→ **Problem description**
Copy each line that holds "incise".

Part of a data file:
════════

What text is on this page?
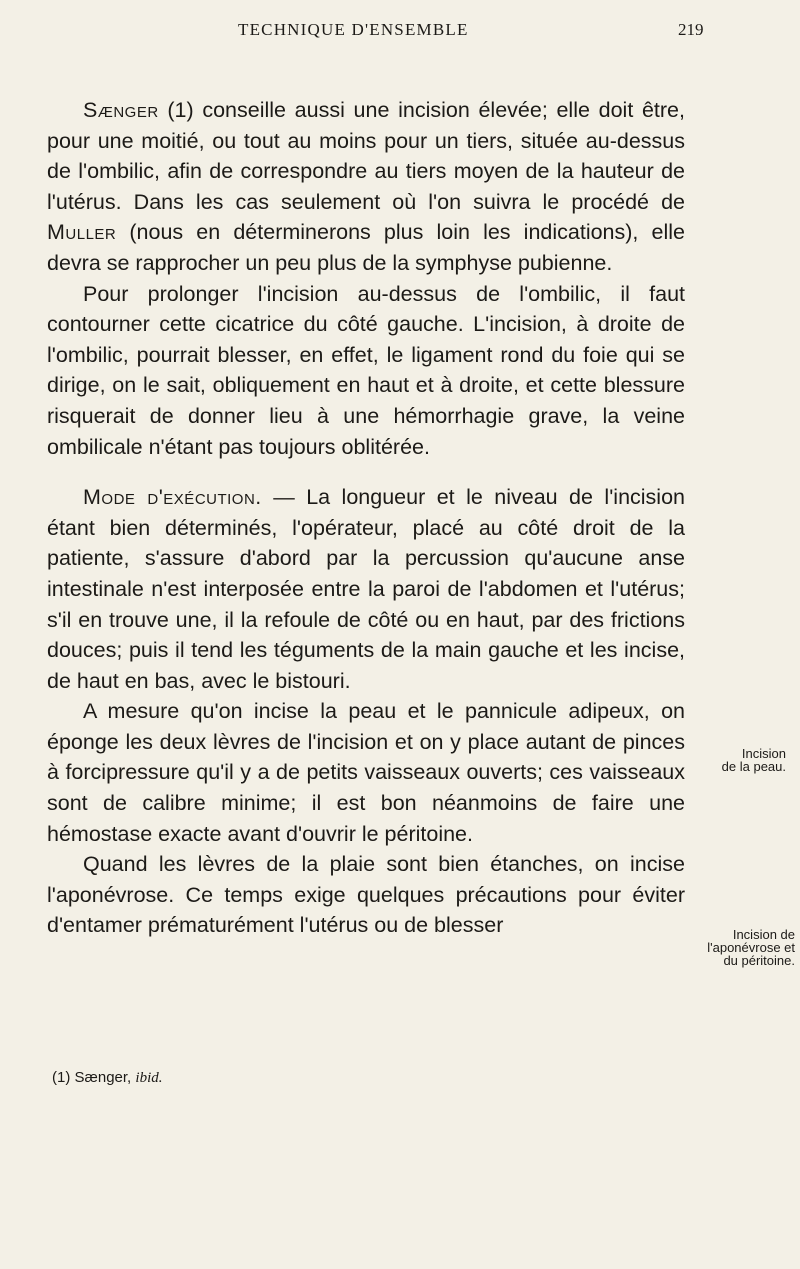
TECHNIQUE D'ENSEMBLE	219

Sænger (1) conseille aussi une incision élevée; elle doit être, pour une moitié, ou tout au moins pour un tiers, située au-dessus de l'ombilic, afin de correspondre au tiers moyen de la hauteur de l'utérus. Dans les cas seulement où l'on suivra le procédé de Muller (nous en déterminerons plus loin les indications), elle devra se rapprocher un peu plus de la symphyse pubienne.

Pour prolonger l'incision au-dessus de l'ombilic, il faut contourner cette cicatrice du côté gauche. L'incision, à droite de l'ombilic, pourrait blesser, en effet, le ligament rond du foie qui se dirige, on le sait, obliquement en haut et à droite, et cette blessure risquerait de donner lieu à une hémorrhagie grave, la veine ombilicale n'étant pas toujours oblitérée.

Mode d'exécution. — La longueur et le niveau de l'incision étant bien déterminés, l'opérateur, placé au côté droit de la patiente, s'assure d'abord par la percussion qu'aucune anse intestinale n'est interposée entre la paroi de l'abdomen et l'utérus; s'il en trouve une, il la refoule de côté ou en haut, par des frictions douces; puis il tend les téguments de la main gauche et les incise, de haut en bas, avec le bistouri.

A mesure qu'on incise la peau et le pannicule adipeux, on éponge les deux lèvres de l'incision et on y place autant de pinces à forcipressure qu'il y a de petits vaisseaux ouverts; ces vaisseaux sont de calibre minime; il est bon néanmoins de faire une hémostase exacte avant d'ouvrir le péritoine.

Quand les lèvres de la plaie sont bien étanches, on incise l'aponévrose. Ce temps exige quelques précautions pour éviter d'entamer prématurément l'utérus ou de blesser

Incision
de la peau.
Incision de
l'aponévrose et
du péritoine.
(1) Sænger, ibid.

════════

→ **Correct response**
Mode d'exécution. — La longueur et le niveau de l'incision étant bien déterminés, l'opérateur, placé au côté droit de la patiente, s'assure d'abord par la percussion qu'aucune anse intestinale n'est interposée entre la paroi de l'abdomen et l'utérus; s'il en trouve une, il la refoule de côté ou en haut, par des frictions douces; puis il tend les téguments de la main gauche et les incise, de haut en bas, avec le bistouri.
A mesure qu'on incise la peau et le pannicule adipeux, on éponge les deux lèvres de l'incision et on y place autant de pinces à forcipressure qu'il y a de petits vaisseaux ouverts; ces vaisseaux sont de calibre minime; il est bon néanmoins de faire une hémostase exacte avant d'ouvrir le péritoine.
Quand les lèvres de la plaie sont bien étanches, on incise l'aponévrose. Ce temps exige quelques précautions pour éviter d'entamer prématurément l'utérus ou de blesser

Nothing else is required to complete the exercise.